Count the lines in the records below that contain the string "消防水泵泵体". Give only the number.

• [MATERIAL FOR THIS TASK]
[BEGIN]

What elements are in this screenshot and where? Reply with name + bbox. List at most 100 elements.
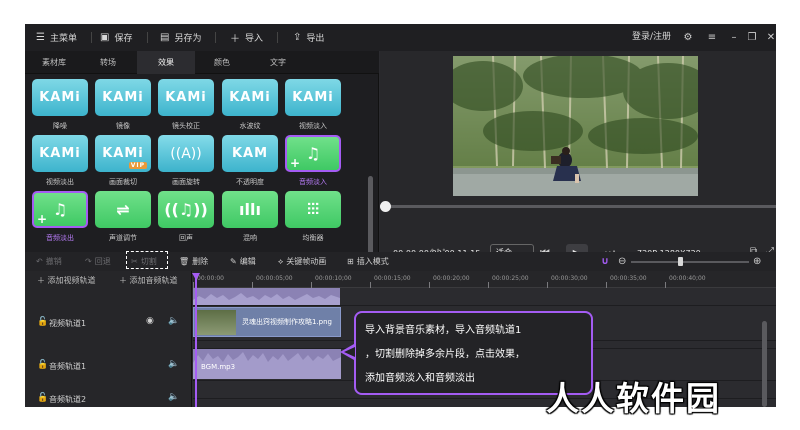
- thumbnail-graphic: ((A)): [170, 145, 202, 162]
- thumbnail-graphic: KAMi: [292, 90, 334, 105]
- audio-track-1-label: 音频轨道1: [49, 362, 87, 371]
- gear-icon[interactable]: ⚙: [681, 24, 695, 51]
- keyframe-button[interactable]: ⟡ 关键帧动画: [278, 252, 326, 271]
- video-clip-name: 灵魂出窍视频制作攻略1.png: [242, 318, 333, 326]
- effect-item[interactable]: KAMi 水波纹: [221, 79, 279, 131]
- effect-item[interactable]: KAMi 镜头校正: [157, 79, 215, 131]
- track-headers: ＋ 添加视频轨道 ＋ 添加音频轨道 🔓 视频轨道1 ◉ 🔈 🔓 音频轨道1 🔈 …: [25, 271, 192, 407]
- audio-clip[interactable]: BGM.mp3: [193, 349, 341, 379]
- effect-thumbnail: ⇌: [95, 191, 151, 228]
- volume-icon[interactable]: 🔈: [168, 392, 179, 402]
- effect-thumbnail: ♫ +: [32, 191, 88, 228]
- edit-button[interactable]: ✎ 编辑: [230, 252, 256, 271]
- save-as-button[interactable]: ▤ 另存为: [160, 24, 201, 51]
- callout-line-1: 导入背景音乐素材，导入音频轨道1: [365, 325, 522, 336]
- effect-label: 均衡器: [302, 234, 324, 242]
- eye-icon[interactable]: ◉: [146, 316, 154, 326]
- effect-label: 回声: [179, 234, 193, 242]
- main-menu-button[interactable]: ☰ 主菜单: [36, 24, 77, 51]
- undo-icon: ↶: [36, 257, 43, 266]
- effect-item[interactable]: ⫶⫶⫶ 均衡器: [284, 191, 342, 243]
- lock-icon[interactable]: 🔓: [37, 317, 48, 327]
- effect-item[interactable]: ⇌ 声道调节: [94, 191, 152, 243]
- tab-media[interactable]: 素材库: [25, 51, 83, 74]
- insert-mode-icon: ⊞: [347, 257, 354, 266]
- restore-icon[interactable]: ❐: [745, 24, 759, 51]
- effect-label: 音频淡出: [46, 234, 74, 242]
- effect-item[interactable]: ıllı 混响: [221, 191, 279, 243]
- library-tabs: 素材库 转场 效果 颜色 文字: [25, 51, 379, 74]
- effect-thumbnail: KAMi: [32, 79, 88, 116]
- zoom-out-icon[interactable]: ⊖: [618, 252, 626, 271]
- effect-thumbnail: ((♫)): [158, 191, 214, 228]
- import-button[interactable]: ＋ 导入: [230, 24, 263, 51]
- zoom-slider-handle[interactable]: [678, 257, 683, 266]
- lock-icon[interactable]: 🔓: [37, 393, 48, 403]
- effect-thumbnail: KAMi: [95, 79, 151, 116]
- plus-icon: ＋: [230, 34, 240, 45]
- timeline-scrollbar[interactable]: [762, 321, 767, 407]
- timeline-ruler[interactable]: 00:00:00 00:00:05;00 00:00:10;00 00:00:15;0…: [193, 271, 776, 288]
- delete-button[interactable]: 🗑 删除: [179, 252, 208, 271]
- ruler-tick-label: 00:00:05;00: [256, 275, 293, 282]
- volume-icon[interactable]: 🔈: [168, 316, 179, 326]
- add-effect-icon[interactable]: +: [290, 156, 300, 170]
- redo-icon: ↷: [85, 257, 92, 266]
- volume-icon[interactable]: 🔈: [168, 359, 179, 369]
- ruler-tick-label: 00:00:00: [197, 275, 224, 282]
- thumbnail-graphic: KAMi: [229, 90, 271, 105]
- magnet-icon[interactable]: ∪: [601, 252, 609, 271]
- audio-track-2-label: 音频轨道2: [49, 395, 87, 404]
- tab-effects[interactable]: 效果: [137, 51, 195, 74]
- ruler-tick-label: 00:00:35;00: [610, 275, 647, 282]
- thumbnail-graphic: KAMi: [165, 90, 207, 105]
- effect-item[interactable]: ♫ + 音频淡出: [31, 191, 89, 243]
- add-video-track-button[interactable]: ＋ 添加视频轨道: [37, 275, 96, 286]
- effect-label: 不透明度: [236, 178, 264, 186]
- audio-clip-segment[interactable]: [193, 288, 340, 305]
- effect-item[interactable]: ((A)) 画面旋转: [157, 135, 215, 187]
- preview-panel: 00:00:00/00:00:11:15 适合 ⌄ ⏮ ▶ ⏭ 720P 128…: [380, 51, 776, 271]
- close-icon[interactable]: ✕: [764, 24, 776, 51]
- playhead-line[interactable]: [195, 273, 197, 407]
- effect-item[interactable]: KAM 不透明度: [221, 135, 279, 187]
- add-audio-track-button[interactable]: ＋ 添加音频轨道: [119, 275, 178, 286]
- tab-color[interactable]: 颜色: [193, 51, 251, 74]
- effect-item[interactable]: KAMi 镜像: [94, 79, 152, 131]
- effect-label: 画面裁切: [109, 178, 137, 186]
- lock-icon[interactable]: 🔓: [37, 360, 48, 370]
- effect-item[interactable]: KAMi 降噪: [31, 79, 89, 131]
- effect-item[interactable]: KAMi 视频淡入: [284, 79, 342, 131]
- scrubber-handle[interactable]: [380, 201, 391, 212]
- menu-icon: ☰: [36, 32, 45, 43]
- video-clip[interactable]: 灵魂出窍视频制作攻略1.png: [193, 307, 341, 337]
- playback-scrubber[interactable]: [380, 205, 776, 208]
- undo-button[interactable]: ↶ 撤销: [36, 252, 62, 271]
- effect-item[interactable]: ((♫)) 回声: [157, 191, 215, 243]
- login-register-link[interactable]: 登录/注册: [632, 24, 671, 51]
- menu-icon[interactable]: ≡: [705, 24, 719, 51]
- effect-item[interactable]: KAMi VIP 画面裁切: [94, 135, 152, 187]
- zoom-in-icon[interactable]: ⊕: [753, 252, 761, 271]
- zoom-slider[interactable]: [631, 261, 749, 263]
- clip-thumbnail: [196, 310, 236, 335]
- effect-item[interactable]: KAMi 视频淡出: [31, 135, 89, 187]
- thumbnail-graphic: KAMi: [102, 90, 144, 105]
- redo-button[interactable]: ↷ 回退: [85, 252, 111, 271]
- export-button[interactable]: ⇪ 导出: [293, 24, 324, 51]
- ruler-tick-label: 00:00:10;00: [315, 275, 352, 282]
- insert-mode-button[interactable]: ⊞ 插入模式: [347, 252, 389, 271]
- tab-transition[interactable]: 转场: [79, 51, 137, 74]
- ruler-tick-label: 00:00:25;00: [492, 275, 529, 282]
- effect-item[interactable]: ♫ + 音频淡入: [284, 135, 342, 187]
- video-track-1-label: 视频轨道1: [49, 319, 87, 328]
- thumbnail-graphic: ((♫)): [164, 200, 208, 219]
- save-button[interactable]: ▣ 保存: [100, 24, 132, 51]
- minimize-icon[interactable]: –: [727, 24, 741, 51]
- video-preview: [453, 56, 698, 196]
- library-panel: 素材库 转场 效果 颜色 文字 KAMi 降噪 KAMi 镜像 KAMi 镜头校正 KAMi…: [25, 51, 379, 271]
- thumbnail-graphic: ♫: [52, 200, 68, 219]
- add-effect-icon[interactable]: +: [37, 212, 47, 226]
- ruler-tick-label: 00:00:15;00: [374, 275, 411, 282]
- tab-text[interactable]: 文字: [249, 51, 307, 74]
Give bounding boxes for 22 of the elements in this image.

[END]
[BEGIN]

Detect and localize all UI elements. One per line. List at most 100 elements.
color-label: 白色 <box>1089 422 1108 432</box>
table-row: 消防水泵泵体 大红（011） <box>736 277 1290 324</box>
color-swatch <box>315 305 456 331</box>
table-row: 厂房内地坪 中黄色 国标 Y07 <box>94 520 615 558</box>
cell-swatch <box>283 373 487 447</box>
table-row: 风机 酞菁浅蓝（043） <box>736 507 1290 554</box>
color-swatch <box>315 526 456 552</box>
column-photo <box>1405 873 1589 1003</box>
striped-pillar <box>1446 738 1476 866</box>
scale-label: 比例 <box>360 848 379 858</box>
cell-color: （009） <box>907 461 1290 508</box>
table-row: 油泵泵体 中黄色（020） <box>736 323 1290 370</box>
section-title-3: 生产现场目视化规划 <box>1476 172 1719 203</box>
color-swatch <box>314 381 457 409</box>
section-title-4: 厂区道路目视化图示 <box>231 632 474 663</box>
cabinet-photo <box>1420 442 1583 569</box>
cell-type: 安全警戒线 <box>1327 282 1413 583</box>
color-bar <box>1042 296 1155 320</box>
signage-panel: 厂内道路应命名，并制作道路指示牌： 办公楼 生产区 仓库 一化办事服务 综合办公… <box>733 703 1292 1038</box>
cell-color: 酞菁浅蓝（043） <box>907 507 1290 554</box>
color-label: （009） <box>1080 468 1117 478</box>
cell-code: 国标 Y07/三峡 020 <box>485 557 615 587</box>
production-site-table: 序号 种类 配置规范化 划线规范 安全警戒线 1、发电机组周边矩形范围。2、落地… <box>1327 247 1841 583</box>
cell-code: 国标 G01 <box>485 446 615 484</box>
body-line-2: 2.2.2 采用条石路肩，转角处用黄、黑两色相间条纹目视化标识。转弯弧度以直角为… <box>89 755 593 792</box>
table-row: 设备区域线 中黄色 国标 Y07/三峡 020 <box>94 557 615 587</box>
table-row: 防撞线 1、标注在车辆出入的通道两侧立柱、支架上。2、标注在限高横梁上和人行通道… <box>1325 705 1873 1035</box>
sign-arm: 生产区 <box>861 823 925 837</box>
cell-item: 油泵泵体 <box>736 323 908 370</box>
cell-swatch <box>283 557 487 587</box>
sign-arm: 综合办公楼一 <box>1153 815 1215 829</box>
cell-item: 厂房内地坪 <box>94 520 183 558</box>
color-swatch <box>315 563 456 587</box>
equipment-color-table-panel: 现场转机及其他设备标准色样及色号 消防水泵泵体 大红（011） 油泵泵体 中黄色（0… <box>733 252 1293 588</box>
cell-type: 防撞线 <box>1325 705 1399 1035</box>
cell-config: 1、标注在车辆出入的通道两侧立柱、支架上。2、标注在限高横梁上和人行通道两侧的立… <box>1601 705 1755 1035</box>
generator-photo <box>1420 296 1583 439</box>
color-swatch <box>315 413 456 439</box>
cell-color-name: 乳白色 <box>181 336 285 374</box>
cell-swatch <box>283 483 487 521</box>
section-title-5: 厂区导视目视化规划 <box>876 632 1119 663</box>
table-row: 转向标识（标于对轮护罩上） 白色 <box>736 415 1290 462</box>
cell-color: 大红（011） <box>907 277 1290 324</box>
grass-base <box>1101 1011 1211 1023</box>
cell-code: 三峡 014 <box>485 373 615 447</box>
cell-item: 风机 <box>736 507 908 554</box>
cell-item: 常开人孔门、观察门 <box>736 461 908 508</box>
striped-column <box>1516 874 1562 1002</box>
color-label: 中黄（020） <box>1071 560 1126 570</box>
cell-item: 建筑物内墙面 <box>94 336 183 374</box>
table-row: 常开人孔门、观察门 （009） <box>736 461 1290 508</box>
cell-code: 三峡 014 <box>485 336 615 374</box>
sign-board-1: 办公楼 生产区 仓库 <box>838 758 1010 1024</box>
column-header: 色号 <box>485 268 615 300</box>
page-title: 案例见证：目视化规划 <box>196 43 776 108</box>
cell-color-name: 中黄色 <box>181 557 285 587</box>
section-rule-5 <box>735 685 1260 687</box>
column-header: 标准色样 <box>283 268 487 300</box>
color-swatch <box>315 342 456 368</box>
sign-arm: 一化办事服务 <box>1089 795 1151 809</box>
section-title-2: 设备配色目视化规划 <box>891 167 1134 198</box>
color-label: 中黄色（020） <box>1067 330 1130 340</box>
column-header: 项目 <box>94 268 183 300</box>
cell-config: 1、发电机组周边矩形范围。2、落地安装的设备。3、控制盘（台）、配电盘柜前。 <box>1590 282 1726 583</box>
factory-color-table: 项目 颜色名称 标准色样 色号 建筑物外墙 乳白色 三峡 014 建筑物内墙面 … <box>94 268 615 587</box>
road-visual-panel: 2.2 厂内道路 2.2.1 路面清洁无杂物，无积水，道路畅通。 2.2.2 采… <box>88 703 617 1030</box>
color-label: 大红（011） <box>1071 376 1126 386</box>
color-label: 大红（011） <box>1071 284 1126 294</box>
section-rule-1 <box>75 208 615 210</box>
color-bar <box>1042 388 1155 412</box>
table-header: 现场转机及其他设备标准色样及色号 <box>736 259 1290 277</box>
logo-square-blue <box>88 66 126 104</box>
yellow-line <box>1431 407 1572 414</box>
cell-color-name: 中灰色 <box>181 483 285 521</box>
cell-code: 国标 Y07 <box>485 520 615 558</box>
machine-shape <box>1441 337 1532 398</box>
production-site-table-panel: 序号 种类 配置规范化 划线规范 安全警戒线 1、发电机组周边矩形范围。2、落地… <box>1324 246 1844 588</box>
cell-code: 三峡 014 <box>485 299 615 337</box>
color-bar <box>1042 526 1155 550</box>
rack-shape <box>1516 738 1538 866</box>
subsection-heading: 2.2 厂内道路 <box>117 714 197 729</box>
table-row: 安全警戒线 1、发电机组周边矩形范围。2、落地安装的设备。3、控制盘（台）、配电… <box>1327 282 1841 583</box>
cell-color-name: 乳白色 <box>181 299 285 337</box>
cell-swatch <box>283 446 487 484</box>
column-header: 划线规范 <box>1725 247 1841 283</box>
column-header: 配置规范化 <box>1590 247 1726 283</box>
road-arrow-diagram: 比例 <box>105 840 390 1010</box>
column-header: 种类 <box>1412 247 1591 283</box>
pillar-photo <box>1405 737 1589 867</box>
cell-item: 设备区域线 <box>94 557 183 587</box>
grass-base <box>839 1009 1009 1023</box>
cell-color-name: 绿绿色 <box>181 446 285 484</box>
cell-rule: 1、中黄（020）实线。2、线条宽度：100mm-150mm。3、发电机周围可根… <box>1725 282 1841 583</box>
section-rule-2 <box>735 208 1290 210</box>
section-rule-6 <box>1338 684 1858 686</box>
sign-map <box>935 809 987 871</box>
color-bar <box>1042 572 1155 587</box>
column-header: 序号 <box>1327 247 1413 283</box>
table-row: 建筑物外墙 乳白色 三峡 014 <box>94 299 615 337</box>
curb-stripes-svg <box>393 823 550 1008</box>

[END]
[BEGIN]

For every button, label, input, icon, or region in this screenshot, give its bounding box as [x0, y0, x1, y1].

[END]

• [EXPECTED ANSWER]
2